*Problem requirements*:
Repeat exactly the lines from the one containing "What text is on this page?" through the last line of the records below, both included, and nothing else.
──────── Record extracts ────────
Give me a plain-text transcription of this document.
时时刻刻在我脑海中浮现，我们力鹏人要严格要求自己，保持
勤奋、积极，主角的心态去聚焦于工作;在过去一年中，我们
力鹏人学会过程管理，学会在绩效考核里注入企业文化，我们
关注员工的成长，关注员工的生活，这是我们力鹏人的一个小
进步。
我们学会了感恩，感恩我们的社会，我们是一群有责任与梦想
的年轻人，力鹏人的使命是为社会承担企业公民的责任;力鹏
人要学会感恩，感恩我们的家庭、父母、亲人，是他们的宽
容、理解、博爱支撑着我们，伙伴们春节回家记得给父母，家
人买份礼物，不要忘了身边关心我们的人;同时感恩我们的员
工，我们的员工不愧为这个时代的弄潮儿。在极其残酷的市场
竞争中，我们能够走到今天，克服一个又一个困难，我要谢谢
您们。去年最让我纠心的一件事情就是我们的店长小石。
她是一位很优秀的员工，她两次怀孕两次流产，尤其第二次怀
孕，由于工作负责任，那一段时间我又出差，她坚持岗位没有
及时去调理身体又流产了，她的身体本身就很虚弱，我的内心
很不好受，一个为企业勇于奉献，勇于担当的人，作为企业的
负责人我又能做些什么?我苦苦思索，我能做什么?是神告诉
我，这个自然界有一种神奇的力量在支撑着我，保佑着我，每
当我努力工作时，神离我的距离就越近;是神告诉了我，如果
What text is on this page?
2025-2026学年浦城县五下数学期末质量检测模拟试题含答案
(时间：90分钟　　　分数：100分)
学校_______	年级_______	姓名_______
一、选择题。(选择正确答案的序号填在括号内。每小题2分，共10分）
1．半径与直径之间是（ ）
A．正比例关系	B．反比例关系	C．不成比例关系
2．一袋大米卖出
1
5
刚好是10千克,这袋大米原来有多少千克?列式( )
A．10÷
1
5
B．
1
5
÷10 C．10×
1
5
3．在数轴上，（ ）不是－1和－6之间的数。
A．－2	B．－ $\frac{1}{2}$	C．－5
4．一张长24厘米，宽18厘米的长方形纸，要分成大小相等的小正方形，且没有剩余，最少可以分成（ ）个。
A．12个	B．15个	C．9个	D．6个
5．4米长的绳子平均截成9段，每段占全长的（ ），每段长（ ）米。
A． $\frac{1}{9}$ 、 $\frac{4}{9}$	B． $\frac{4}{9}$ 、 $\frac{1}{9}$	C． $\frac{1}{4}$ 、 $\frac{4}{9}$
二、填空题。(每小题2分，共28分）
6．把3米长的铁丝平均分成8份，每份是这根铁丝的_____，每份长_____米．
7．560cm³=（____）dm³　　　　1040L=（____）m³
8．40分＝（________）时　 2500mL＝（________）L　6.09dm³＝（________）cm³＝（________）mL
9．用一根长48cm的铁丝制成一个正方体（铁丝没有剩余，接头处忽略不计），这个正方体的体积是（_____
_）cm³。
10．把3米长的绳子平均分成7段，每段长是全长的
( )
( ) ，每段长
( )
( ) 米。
────────
*Written response*:
What text is on this page?
2025-2026学年浦城县五下数学期末质量检测模拟试题含答案
(时间：90分钟　　　分数：100分)
学校_______	年级_______	姓名_______
一、选择题。(选择正确答案的序号填在括号内。每小题2分，共10分）
1．半径与直径之间是（ ）
A．正比例关系	B．反比例关系	C．不成比例关系
2．一袋大米卖出
1
5
刚好是10千克,这袋大米原来有多少千克?列式( )
A．10÷
1
5
B．
1
5
÷10 C．10×
1
5
3．在数轴上，（ ）不是－1和－6之间的数。
A．－2	B．－ $\frac{1}{2}$	C．－5
4．一张长24厘米，宽18厘米的长方形纸，要分成大小相等的小正方形，且没有剩余，最少可以分成（ ）个。
A．12个	B．15个	C．9个	D．6个
5．4米长的绳子平均截成9段，每段占全长的（ ），每段长（ ）米。
A． $\frac{1}{9}$ 、 $\frac{4}{9}$	B． $\frac{4}{9}$ 、 $\frac{1}{9}$	C． $\frac{1}{4}$ 、 $\frac{4}{9}$
二、填空题。(每小题2分，共28分）
6．把3米长的铁丝平均分成8份，每份是这根铁丝的_____，每份长_____米．
7．560cm³=（____）dm³　　　　1040L=（____）m³
8．40分＝（________）时　 2500mL＝（________）L　6.09dm³＝（________）cm³＝（________）mL
9．用一根长48cm的铁丝制成一个正方体（铁丝没有剩余，接头处忽略不计），这个正方体的体积是（_____
_）cm³。
10．把3米长的绳子平均分成7段，每段长是全长的
( )
( ) ，每段长
( )
( ) 米。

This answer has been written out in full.